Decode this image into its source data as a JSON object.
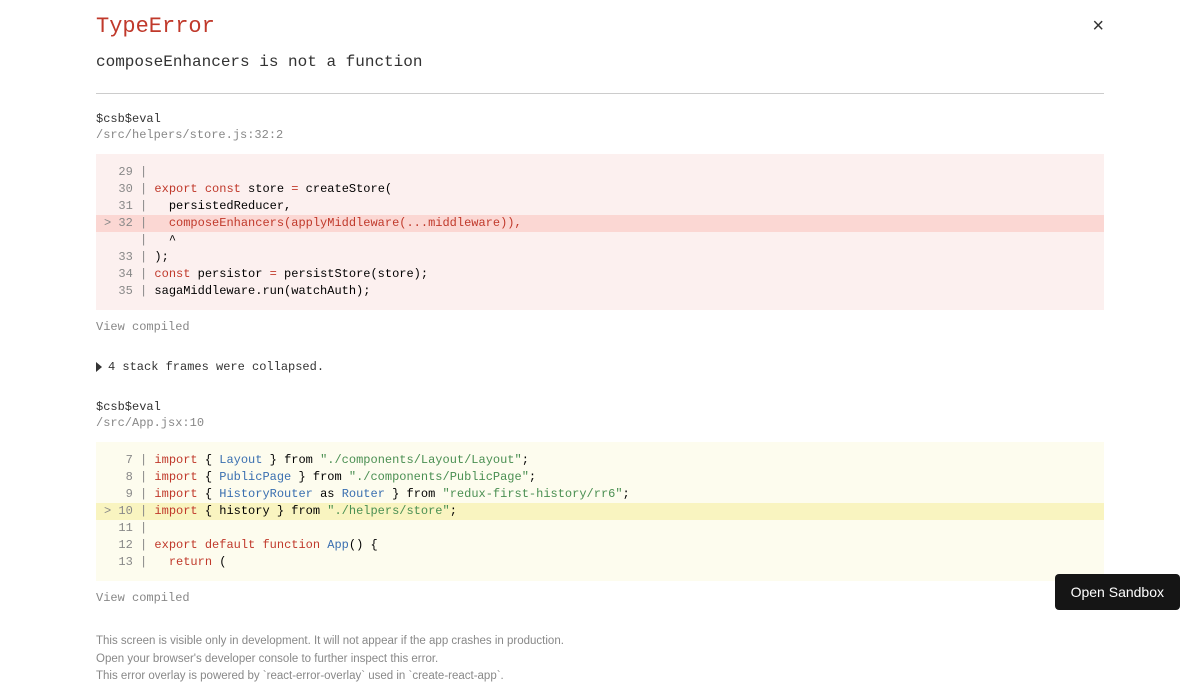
{
  "header": {
    "error_type": "TypeError",
    "close_glyph": "×",
    "message": "composeEnhancers is not a function"
  },
  "frames": [
    {
      "fn": "$csb$eval",
      "loc": "/src/helpers/store.js:32:2",
      "theme": "red",
      "view_compiled": "View compiled",
      "lines": [
        {
          "pfx": "  ",
          "n": "29",
          "html": ""
        },
        {
          "pfx": "  ",
          "n": "30",
          "html": "<span class=\"k-red\">export</span> <span class=\"k-red\">const</span> store <span class=\"k-red\">=</span> createStore("
        },
        {
          "pfx": "  ",
          "n": "31",
          "html": "  persistedReducer,"
        },
        {
          "pfx": "> ",
          "n": "32",
          "hl": true,
          "html": "  <span class=\"k-red\">composeEnhancers(applyMiddleware(...middleware)),</span>"
        },
        {
          "pfx": "  ",
          "n": "  ",
          "hl": false,
          "caret": true,
          "html": "  ^"
        },
        {
          "pfx": "  ",
          "n": "33",
          "html": ");"
        },
        {
          "pfx": "  ",
          "n": "34",
          "html": "<span class=\"k-red\">const</span> persistor <span class=\"k-red\">=</span> persistStore(store);"
        },
        {
          "pfx": "  ",
          "n": "35",
          "html": "sagaMiddleware.run(watchAuth);"
        }
      ]
    },
    {
      "fn": "$csb$eval",
      "loc": "/src/App.jsx:10",
      "theme": "yellow",
      "view_compiled": "View compiled",
      "lines": [
        {
          "pfx": "  ",
          "n": " 7",
          "html": "<span class=\"k-red\">import</span> { <span class=\"k-blue\">Layout</span> } from <span class=\"k-green\">&quot;./components/Layout/Layout&quot;</span>;"
        },
        {
          "pfx": "  ",
          "n": " 8",
          "html": "<span class=\"k-red\">import</span> { <span class=\"k-blue\">PublicPage</span> } from <span class=\"k-green\">&quot;./components/PublicPage&quot;</span>;"
        },
        {
          "pfx": "  ",
          "n": " 9",
          "html": "<span class=\"k-red\">import</span> { <span class=\"k-blue\">HistoryRouter</span> as <span class=\"k-blue\">Router</span> } from <span class=\"k-green\">&quot;redux-first-history/rr6&quot;</span>;"
        },
        {
          "pfx": "> ",
          "n": "10",
          "hl": true,
          "html": "<span class=\"k-red\">import</span> { history } from <span class=\"k-green\">&quot;./helpers/store&quot;</span>;"
        },
        {
          "pfx": "  ",
          "n": "11",
          "html": ""
        },
        {
          "pfx": "  ",
          "n": "12",
          "html": "<span class=\"k-red\">export</span> <span class=\"k-red\">default</span> <span class=\"k-red\">function</span> <span class=\"k-blue\">App</span>() {"
        },
        {
          "pfx": "  ",
          "n": "13",
          "html": "  <span class=\"k-red\">return</span> ("
        }
      ]
    }
  ],
  "collapsed": "4 stack frames were collapsed.",
  "footer": {
    "line1": "This screen is visible only in development. It will not appear if the app crashes in production.",
    "line2": "Open your browser's developer console to further inspect this error.",
    "line3": "This error overlay is powered by `react-error-overlay` used in `create-react-app`."
  },
  "sandbox_button": "Open Sandbox"
}
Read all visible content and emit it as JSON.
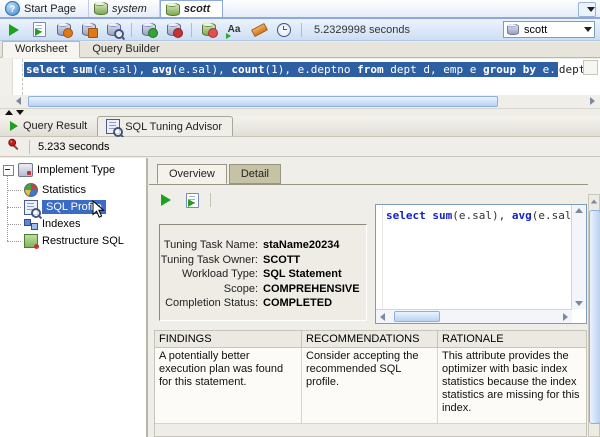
{
  "doc_tab_bar": {
    "start_page": "Start Page",
    "system": "system",
    "scott": "scott"
  },
  "main_toolbar": {
    "elapsed": "5.2329998 seconds",
    "connection": "scott"
  },
  "worksheet_tab_bar": {
    "worksheet": "Worksheet",
    "query_builder": "Query Builder"
  },
  "editor": {
    "sql_selected": [
      {
        "t": "select "
      },
      {
        "t": "sum"
      },
      {
        "t": "(e.sal), "
      },
      {
        "t": "avg"
      },
      {
        "t": "(e.sal), "
      },
      {
        "t": "count"
      },
      {
        "t": "(1), e.deptno "
      },
      {
        "t": "from"
      },
      {
        "t": " dept d, emp e "
      },
      {
        "t": "group by"
      },
      {
        "t": " e."
      }
    ],
    "sql_tail": "deptno"
  },
  "result_tab_bar": {
    "query_result": "Query Result",
    "sql_tuning_advisor": "SQL Tuning Advisor"
  },
  "advisor_bar": {
    "elapsed": "5.233 seconds"
  },
  "tree": {
    "root": "Implement Type",
    "items": [
      {
        "label": "Statistics"
      },
      {
        "label": "SQL Profile"
      },
      {
        "label": "Indexes"
      },
      {
        "label": "Restructure SQL"
      }
    ]
  },
  "overview": {
    "tab_overview": "Overview",
    "tab_detail": "Detail",
    "info_rows": [
      {
        "label": "Tuning Task Name:",
        "value": "staName20234"
      },
      {
        "label": "Tuning Task Owner:",
        "value": "SCOTT"
      },
      {
        "label": "Workload Type:",
        "value": "SQL Statement"
      },
      {
        "label": "Scope:",
        "value": "COMPREHENSIVE"
      },
      {
        "label": "Completion Status:",
        "value": "COMPLETED"
      }
    ],
    "sql_preview": [
      {
        "t": "select "
      },
      {
        "t": "sum"
      },
      {
        "t": "(e.sal), "
      },
      {
        "t": "avg"
      },
      {
        "t": "(e.sal"
      }
    ],
    "table": {
      "headers": [
        "FINDINGS",
        "RECOMMENDATIONS",
        "RATIONALE"
      ],
      "rows": [
        [
          "A potentially better execution plan was found for this statement.",
          "Consider accepting the recommended SQL profile.",
          "This attribute provides the optimizer with basic index statistics because the index statistics are missing for this index."
        ]
      ]
    }
  },
  "icons": {
    "help_glyph": "?",
    "case_glyph": "Aa"
  },
  "colors": {
    "selection_blue": "#2E5FA3",
    "tree_selection_blue": "#3A6BC5",
    "keyword_blue": "#1622C8",
    "detail_tab_khaki": "#C6C2A5"
  }
}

+-------+

*What to produce*: Write out each entry exactly as given, omitting any picture.

*Result of this exercise*:
Decode this image into its source data as a JSON object.
{
  "header": {
    "error_type": "TypeError",
    "close_glyph": "×",
    "message": "composeEnhancers is not a function"
  },
  "frames": [
    {
      "fn": "$csb$eval",
      "loc": "/src/helpers/store.js:32:2",
      "theme": "red",
      "view_compiled": "View compiled",
      "lines": [
        {
          "pfx": "  ",
          "n": "29",
          "html": ""
        },
        {
          "pfx": "  ",
          "n": "30",
          "html": "<span class=\"k-red\">export</span> <span class=\"k-red\">const</span> store <span class=\"k-red\">=</span> createStore("
        },
        {
          "pfx": "  ",
          "n": "31",
          "html": "  persistedReducer,"
        },
        {
          "pfx": "> ",
          "n": "32",
          "hl": true,
          "html": "  <span class=\"k-red\">composeEnhancers(applyMiddleware(...middleware)),</span>"
        },
        {
          "pfx": "  ",
          "n": "  ",
          "hl": false,
          "caret": true,
          "html": "  ^"
        },
        {
          "pfx": "  ",
          "n": "33",
          "html": ");"
        },
        {
          "pfx": "  ",
          "n": "34",
          "html": "<span class=\"k-red\">const</span> persistor <span class=\"k-red\">=</span> persistStore(store);"
        },
        {
          "pfx": "  ",
          "n": "35",
          "html": "sagaMiddleware.run(watchAuth);"
        }
      ]
    },
    {
      "fn": "$csb$eval",
      "loc": "/src/App.jsx:10",
      "theme": "yellow",
      "view_compiled": "View compiled",
      "lines": [
        {
          "pfx": "  ",
          "n": " 7",
          "html": "<span class=\"k-red\">import</span> { <span class=\"k-blue\">Layout</span> } from <span class=\"k-green\">&quot;./components/Layout/Layout&quot;</span>;"
        },
        {
          "pfx": "  ",
          "n": " 8",
          "html": "<span class=\"k-red\">import</span> { <span class=\"k-blue\">PublicPage</span> } from <span class=\"k-green\">&quot;./components/PublicPage&quot;</span>;"
        },
        {
          "pfx": "  ",
          "n": " 9",
          "html": "<span class=\"k-red\">import</span> { <span class=\"k-blue\">HistoryRouter</span> as <span class=\"k-blue\">Router</span> } from <span class=\"k-green\">&quot;redux-first-history/rr6&quot;</span>;"
        },
        {
          "pfx": "> ",
          "n": "10",
          "hl": true,
          "html": "<span class=\"k-red\">import</span> { history } from <span class=\"k-green\">&quot;./helpers/store&quot;</span>;"
        },
        {
          "pfx": "  ",
          "n": "11",
          "html": ""
        },
        {
          "pfx": "  ",
          "n": "12",
          "html": "<span class=\"k-red\">export</span> <span class=\"k-red\">default</span> <span class=\"k-red\">function</span> <span class=\"k-blue\">App</span>() {"
        },
        {
          "pfx": "  ",
          "n": "13",
          "html": "  <span class=\"k-red\">return</span> ("
        }
      ]
    }
  ],
  "collapsed": "4 stack frames were collapsed.",
  "footer": {
    "line1": "This screen is visible only in development. It will not appear if the app crashes in production.",
    "line2": "Open your browser's developer console to further inspect this error.",
    "line3": "This error overlay is powered by `react-error-overlay` used in `create-react-app`."
  },
  "sandbox_button": "Open Sandbox"
}
Read all visible content and emit it as JSON.
{
  "doc_tab_bar": {
    "start_page": "Start Page",
    "system": "system",
    "scott": "scott"
  },
  "main_toolbar": {
    "elapsed": "5.2329998 seconds",
    "connection": "scott"
  },
  "worksheet_tab_bar": {
    "worksheet": "Worksheet",
    "query_builder": "Query Builder"
  },
  "editor": {
    "sql_selected": [
      {
        "t": "select "
      },
      {
        "t": "sum"
      },
      {
        "t": "(e.sal), "
      },
      {
        "t": "avg"
      },
      {
        "t": "(e.sal), "
      },
      {
        "t": "count"
      },
      {
        "t": "(1), e.deptno "
      },
      {
        "t": "from"
      },
      {
        "t": " dept d, emp e "
      },
      {
        "t": "group by"
      },
      {
        "t": " e."
      }
    ],
    "sql_tail": "deptno"
  },
  "result_tab_bar": {
    "query_result": "Query Result",
    "sql_tuning_advisor": "SQL Tuning Advisor"
  },
  "advisor_bar": {
    "elapsed": "5.233 seconds"
  },
  "tree": {
    "root": "Implement Type",
    "items": [
      {
        "label": "Statistics"
      },
      {
        "label": "SQL Profile"
      },
      {
        "label": "Indexes"
      },
      {
        "label": "Restructure SQL"
      }
    ]
  },
  "overview": {
    "tab_overview": "Overview",
    "tab_detail": "Detail",
    "info_rows": [
      {
        "label": "Tuning Task Name:",
        "value": "staName20234"
      },
      {
        "label": "Tuning Task Owner:",
        "value": "SCOTT"
      },
      {
        "label": "Workload Type:",
        "value": "SQL Statement"
      },
      {
        "label": "Scope:",
        "value": "COMPREHENSIVE"
      },
      {
        "label": "Completion Status:",
        "value": "COMPLETED"
      }
    ],
    "sql_preview": [
      {
        "t": "select "
      },
      {
        "t": "sum"
      },
      {
        "t": "(e.sal), "
      },
      {
        "t": "avg"
      },
      {
        "t": "(e.sal"
      }
    ],
    "table": {
      "headers": [
        "FINDINGS",
        "RECOMMENDATIONS",
        "RATIONALE"
      ],
      "rows": [
        [
          "A potentially better execution plan was found for this statement.",
          "Consider accepting the recommended SQL profile.",
          "This attribute provides the optimizer with basic index statistics because the index statistics are missing for this index."
        ]
      ]
    }
  },
  "icons": {
    "help_glyph": "?",
    "case_glyph": "Aa"
  },
  "colors": {
    "selection_blue": "#2E5FA3",
    "tree_selection_blue": "#3A6BC5",
    "keyword_blue": "#1622C8",
    "detail_tab_khaki": "#C6C2A5"
  }
}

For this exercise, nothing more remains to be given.